### Document
Begin

In this poem by English poet Ivor Gurney, a soldier reflects on having shot an enemy soldier to death. The speaker struggles with guilt: he quotes someone saying "couldn't be helped"; he states no one can blame him for shooting the enemy because otherwise he himself would have died; he muses that his victim may have been an only son; and he mentions the lack of guidance from God on the issue. He imagines himself being shot to death in battle and in Heaven finding the man he shot in order to apologize. Finally, in the last stanza, he summarizes his tangled emotions and concludes that the war "is a bloody mess indeed."

The poem uses enjambment and caesura to break up what otherwise would become a sing-songy iambic rhythm. Lines that carry over to the next line (enjambment) are 1, 3, 5, 6, 7, 11 and 13. Caesura (a hard stop in the middle of a line) occurs in lines 2, 7, and 17. Examples of alliteration include "For worst is worst, and worry's done," "first I'll find," and "Here's my job. / A man might rave." Both assonance and consonance occur in this phrase: "might be best / To die, and set her fears at rest."


Line 18 uses polysyndeton (repetition of conjunctions in a series): "A man might rave, or shout, or sob." The poet uses a metaphor when he says "all's a tangle," comparing his conflicting emotions to a web or a tangled string. The line "This is a bloody mess indeed" contains a pun; the war certainly created a literal bloody mess, but in colloquial usage in England, a "bloody mess" is a cursed state of confusion. Finally, the poet uses simple diction and syntax to ironically express very serious and deep emotions.

End

### Provided records
Begin

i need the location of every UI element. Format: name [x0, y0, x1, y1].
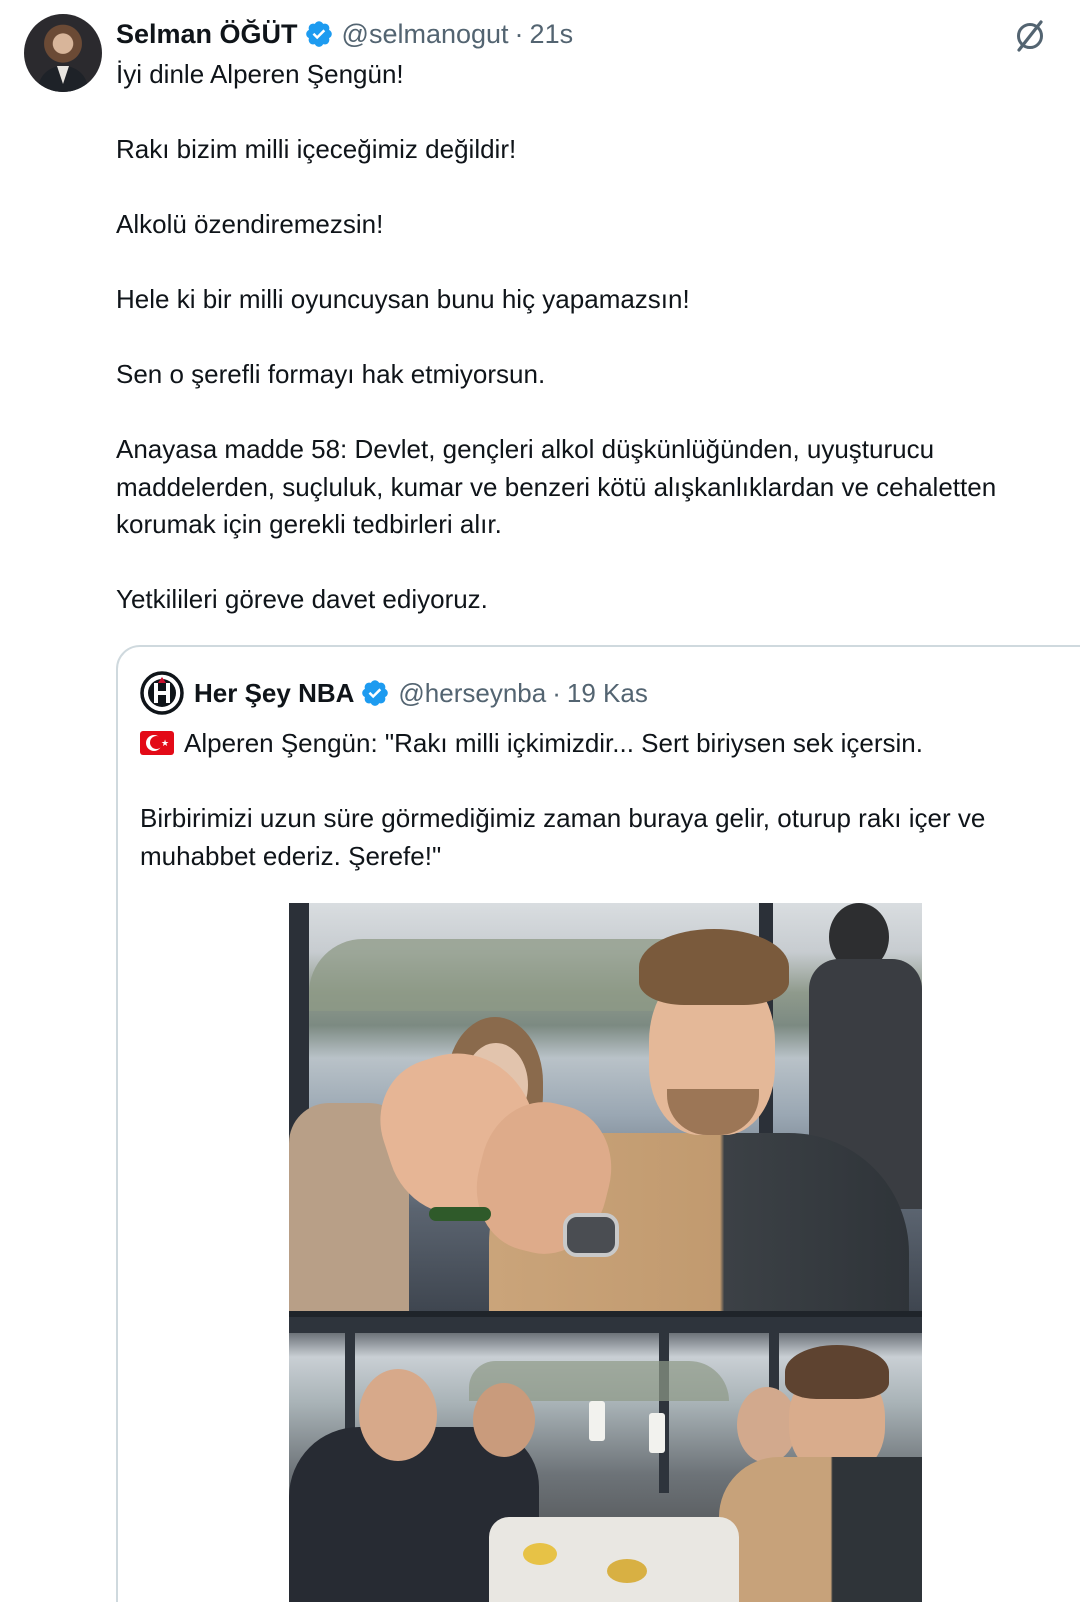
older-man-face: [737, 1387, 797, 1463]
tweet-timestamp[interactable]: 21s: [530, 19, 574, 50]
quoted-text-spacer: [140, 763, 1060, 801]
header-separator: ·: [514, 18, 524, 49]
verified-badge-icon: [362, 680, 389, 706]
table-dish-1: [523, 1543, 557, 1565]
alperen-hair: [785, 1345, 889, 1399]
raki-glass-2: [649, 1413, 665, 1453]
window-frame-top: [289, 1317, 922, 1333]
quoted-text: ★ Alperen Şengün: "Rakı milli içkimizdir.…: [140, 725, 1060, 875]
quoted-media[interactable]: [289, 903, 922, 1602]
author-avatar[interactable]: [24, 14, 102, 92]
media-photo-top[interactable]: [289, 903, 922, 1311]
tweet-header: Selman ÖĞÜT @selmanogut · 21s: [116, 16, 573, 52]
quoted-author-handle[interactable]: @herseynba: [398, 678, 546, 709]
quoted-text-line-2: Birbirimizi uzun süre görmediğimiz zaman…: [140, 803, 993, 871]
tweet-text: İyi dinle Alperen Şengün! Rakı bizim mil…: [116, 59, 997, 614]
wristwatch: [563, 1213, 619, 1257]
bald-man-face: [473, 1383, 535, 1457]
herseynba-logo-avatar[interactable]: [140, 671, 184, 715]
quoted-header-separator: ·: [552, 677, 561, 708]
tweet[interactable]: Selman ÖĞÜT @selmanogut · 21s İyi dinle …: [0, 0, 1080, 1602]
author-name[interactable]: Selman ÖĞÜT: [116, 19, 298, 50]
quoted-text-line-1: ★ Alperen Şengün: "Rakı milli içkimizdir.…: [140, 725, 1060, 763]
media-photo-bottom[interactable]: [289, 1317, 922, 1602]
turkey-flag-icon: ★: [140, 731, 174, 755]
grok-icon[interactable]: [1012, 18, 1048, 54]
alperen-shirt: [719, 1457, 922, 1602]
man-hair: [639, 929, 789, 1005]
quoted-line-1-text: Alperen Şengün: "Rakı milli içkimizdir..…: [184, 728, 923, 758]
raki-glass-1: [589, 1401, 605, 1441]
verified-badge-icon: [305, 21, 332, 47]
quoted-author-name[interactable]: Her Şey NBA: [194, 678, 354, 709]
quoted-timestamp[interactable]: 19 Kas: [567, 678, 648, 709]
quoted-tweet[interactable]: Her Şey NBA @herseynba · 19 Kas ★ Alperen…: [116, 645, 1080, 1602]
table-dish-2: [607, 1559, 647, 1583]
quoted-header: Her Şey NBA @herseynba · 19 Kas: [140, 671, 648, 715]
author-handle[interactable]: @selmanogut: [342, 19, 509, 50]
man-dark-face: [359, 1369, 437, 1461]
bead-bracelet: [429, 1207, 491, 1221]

End
Begin

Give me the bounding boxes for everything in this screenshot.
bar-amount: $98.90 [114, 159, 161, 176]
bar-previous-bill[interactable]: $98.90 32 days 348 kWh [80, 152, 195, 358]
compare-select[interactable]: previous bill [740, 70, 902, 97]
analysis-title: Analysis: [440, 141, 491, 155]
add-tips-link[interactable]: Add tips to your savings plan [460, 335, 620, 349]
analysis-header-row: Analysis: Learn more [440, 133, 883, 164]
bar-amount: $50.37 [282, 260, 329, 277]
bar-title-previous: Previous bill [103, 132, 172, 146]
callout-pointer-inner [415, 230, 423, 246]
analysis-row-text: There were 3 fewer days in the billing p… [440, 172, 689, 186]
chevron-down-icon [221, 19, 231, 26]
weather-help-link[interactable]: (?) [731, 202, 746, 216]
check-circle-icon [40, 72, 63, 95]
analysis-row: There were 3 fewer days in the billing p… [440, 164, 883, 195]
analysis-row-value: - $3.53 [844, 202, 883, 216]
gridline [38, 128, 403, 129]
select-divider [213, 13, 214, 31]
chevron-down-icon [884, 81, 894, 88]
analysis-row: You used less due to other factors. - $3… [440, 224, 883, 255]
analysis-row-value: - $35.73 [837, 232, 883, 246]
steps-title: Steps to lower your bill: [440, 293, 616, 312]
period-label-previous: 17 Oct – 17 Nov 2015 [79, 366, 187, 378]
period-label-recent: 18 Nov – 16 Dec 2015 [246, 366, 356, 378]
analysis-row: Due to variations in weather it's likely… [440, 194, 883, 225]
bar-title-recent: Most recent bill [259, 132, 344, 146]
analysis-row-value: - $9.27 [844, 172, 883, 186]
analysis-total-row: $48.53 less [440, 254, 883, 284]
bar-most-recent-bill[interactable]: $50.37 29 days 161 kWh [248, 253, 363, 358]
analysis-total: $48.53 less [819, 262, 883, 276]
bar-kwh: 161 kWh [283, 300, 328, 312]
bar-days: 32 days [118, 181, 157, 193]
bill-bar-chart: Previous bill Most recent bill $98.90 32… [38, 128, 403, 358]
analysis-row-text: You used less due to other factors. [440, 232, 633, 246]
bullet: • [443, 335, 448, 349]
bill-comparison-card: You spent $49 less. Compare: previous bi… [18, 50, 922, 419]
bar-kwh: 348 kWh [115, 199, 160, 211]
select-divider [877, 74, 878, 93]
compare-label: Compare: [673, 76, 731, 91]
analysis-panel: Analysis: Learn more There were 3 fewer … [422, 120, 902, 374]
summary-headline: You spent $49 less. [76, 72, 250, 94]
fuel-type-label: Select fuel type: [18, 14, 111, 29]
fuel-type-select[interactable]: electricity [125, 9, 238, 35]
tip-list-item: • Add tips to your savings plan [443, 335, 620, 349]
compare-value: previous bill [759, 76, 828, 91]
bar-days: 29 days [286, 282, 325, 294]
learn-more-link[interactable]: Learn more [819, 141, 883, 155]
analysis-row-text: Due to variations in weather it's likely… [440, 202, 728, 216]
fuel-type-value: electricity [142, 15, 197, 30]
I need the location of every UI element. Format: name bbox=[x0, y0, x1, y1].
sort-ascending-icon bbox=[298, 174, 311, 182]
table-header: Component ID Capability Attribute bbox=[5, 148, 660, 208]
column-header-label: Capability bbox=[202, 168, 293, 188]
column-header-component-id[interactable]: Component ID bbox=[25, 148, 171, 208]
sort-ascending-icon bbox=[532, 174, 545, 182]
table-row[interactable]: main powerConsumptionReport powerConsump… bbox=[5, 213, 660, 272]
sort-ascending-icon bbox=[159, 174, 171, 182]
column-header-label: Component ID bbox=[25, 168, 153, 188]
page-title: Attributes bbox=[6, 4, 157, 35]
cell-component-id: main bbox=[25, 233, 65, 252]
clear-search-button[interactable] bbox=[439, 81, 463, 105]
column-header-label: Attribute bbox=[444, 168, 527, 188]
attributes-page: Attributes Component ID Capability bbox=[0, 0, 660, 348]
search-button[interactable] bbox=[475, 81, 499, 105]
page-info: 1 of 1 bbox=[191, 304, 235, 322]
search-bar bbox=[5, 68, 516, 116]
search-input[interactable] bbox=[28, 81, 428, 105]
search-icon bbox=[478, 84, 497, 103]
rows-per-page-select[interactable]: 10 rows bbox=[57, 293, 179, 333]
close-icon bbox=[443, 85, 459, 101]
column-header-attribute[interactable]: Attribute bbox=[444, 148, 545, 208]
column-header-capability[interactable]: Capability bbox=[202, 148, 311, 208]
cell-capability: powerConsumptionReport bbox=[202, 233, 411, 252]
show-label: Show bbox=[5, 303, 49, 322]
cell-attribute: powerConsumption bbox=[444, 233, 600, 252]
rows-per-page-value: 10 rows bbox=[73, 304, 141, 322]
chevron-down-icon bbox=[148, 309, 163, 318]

End

### Task requirements
a – Write out everything in the poem commentary from "Line 18 uses" down to "and deep emotions.".
b – In the poem commentary, which lines of the poem have a caesura?
Work only from the poem commentary and ignore the entries.

### Responses to the tasks
a –
Line 18 uses polysyndeton (repetition of conjunctions in a series): "A man might rave, or shout, or sob." The poet uses a metaphor when he says "all's a tangle," comparing his conflicting emotions to a web or a tangled string. The line "This is a bloody mess indeed" contains a pun; the war certainly created a literal bloody mess, but in colloquial usage in England, a "bloody mess" is a cursed state of confusion. Finally, the poet uses simple diction and syntax to ironically express very serious and deep emotions.

b – Lines 2, 7, and 17.